TO BE DONE:
Among the lines below, count those with "mehe". Give the total alone.

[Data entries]
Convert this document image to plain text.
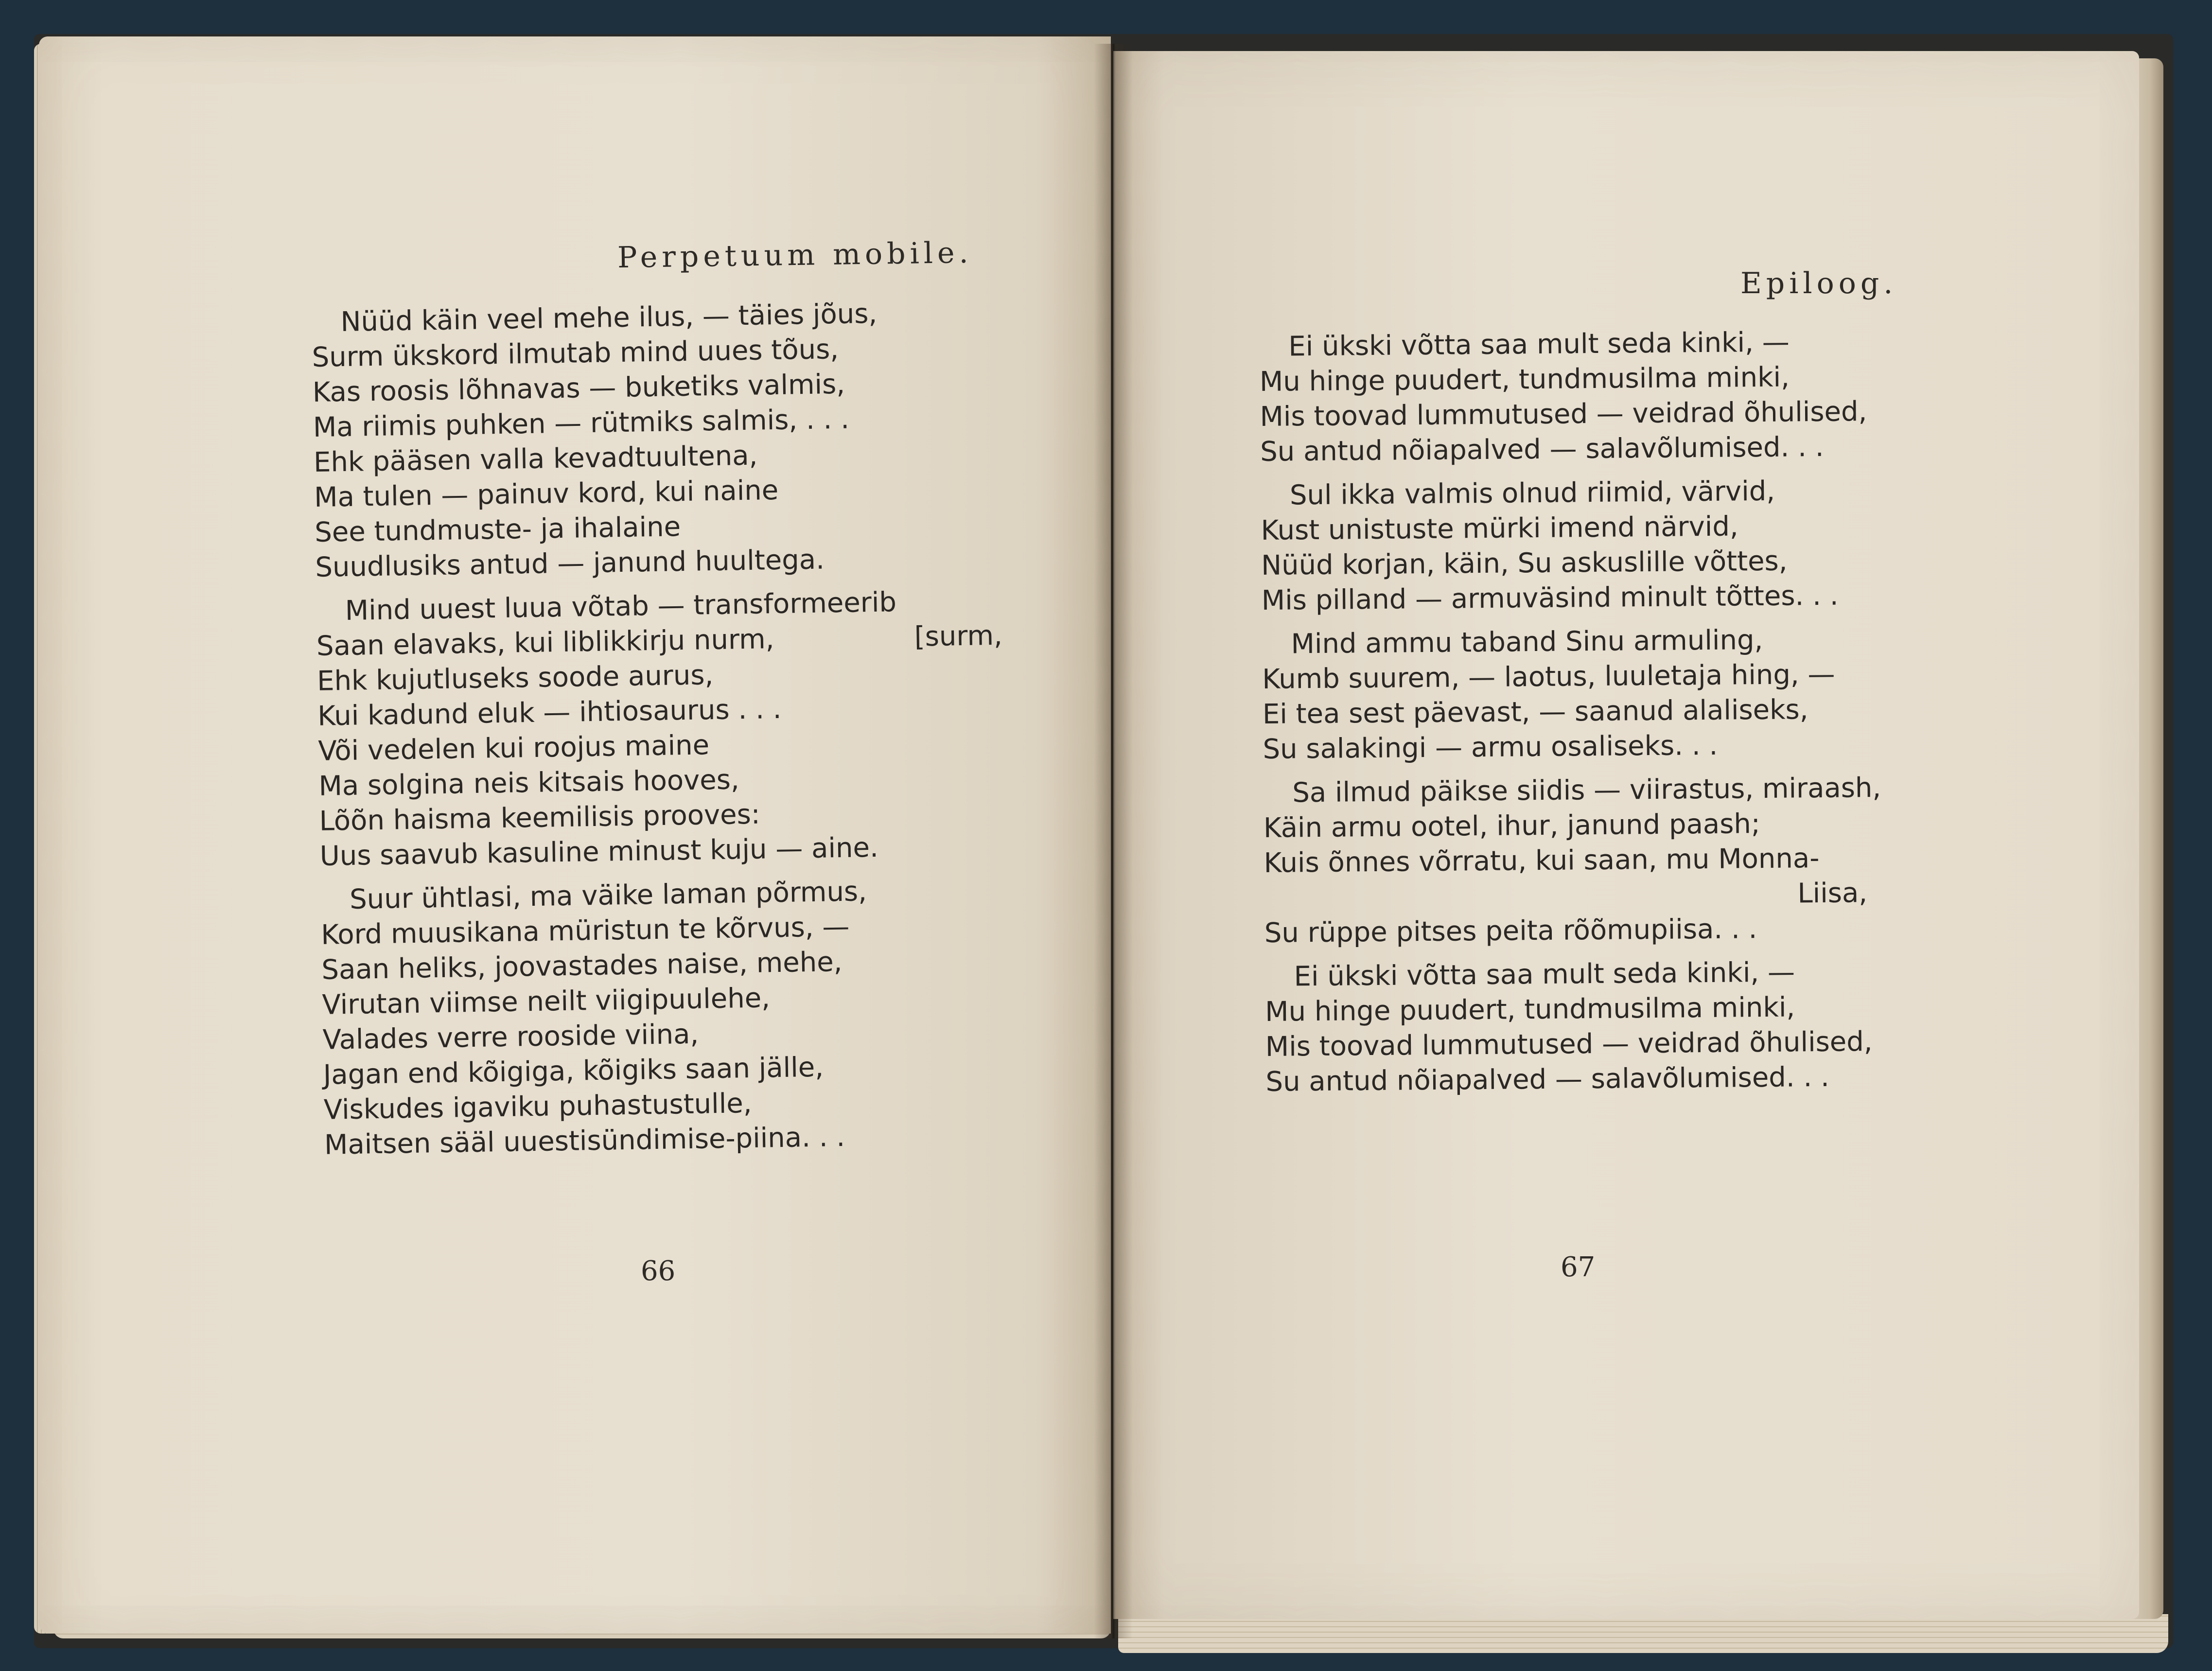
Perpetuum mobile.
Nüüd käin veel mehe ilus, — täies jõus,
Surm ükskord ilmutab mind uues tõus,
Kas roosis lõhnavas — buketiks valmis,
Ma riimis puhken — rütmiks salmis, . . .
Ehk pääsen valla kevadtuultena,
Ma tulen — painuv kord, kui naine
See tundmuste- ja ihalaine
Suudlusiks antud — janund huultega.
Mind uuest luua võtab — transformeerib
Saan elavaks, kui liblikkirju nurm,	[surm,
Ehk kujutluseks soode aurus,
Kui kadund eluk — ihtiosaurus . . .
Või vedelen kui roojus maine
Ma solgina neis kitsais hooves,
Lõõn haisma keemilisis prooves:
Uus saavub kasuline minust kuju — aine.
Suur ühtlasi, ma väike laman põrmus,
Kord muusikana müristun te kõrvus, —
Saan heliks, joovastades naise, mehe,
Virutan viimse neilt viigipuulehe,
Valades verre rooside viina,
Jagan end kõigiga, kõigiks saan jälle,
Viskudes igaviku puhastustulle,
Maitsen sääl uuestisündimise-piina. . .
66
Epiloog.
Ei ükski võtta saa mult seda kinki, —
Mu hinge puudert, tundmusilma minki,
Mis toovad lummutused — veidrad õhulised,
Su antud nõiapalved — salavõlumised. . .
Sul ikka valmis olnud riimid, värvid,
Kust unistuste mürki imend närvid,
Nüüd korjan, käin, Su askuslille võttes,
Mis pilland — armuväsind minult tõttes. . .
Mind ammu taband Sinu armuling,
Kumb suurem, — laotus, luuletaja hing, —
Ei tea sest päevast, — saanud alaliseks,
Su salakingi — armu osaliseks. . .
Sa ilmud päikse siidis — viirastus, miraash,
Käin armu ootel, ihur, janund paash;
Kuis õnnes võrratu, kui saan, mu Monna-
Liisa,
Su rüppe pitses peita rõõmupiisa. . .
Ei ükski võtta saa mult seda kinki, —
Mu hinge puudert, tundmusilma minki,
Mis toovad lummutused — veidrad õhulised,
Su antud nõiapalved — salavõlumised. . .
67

==

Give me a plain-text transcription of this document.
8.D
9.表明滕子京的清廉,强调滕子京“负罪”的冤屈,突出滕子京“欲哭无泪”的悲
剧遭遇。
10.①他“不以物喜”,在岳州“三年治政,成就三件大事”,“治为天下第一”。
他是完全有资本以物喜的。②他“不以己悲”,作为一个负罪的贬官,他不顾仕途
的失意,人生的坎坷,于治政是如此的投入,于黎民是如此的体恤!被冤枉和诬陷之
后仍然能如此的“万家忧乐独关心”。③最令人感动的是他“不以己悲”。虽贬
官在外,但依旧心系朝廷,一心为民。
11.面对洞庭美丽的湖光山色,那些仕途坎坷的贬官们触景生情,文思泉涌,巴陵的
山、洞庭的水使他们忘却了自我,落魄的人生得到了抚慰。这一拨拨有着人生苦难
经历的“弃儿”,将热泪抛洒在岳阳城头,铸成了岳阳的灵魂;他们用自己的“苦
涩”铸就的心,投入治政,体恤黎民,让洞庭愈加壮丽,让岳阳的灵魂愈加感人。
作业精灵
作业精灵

* * *

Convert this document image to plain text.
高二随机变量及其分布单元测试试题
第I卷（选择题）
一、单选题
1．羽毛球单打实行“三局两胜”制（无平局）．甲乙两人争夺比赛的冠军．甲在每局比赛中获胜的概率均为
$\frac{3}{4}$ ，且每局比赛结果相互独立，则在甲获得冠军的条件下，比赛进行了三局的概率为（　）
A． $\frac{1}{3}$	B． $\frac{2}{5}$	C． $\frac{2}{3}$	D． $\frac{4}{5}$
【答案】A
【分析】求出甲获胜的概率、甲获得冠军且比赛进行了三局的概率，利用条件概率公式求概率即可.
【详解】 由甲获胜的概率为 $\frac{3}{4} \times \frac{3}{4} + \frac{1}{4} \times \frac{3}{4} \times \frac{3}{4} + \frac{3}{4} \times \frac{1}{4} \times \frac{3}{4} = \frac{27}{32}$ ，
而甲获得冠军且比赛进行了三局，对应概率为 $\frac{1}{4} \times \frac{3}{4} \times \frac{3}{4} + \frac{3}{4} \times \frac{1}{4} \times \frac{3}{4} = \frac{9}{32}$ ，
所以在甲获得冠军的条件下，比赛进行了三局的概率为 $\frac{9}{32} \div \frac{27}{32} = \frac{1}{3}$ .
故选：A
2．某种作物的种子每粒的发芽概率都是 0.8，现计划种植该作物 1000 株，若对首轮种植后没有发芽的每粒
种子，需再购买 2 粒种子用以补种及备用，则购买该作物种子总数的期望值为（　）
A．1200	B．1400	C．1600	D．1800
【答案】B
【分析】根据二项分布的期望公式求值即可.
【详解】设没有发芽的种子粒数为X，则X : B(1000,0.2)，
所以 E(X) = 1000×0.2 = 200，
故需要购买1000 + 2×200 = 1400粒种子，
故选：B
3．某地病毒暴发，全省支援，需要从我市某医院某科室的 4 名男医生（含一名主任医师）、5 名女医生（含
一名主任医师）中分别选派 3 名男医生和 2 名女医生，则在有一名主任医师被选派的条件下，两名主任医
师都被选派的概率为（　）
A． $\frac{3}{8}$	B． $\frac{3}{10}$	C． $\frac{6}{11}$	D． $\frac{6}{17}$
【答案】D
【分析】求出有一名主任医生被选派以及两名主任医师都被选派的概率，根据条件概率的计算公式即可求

WRITTEN SOLUTION:
2